**Given exercise:**
Write out the material below exactly, beginning at the line that contains "What's the underlying" and ending with its last line, both ends included; write nothing else.

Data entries
------
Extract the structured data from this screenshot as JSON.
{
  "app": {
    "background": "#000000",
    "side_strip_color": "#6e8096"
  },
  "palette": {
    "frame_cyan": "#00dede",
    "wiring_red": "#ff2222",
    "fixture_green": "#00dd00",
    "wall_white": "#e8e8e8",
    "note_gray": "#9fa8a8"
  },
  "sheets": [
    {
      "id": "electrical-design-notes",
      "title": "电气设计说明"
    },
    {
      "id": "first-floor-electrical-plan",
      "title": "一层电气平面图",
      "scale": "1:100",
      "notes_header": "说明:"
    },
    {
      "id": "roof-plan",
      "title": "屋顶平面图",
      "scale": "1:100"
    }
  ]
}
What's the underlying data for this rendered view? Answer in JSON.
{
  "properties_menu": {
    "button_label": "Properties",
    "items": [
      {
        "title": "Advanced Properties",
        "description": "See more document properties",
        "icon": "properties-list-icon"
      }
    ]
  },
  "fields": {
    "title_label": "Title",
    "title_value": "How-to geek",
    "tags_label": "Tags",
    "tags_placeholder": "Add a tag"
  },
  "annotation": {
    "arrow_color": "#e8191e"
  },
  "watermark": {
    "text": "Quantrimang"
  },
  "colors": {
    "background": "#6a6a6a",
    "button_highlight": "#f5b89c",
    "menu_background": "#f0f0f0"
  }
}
------
**Exercise answer:**
What's the underlying data for this rendered view? Answer in JSON.
{
  "properties_menu": {
    "button_label": "Properties",
    "items": [
      {
        "title": "Advanced Properties",
        "description": "See more document properties",
        "icon": "properties-list-icon"
      }
    ]
  },
  "fields": {
    "title_label": "Title",
    "title_value": "How-to geek",
    "tags_label": "Tags",
    "tags_placeholder": "Add a tag"
  },
  "annotation": {
    "arrow_color": "#e8191e"
  },
  "watermark": {
    "text": "Quantrimang"
  },
  "colors": {
    "background": "#6a6a6a",
    "button_highlight": "#f5b89c",
    "menu_background": "#f0f0f0"
  }
}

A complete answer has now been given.